Find every line in the records that holds the string "with". Copy each one.
**** EXTRACTED DATA
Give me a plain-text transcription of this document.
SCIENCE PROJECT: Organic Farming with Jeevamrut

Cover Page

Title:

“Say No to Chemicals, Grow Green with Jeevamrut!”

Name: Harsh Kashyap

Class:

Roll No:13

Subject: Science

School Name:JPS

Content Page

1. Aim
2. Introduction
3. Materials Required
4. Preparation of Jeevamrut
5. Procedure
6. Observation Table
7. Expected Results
********
*FULL OUTPUT*
SCIENCE PROJECT: Organic Farming with Jeevamrut
“Say No to Chemicals, Grow Green with Jeevamrut!”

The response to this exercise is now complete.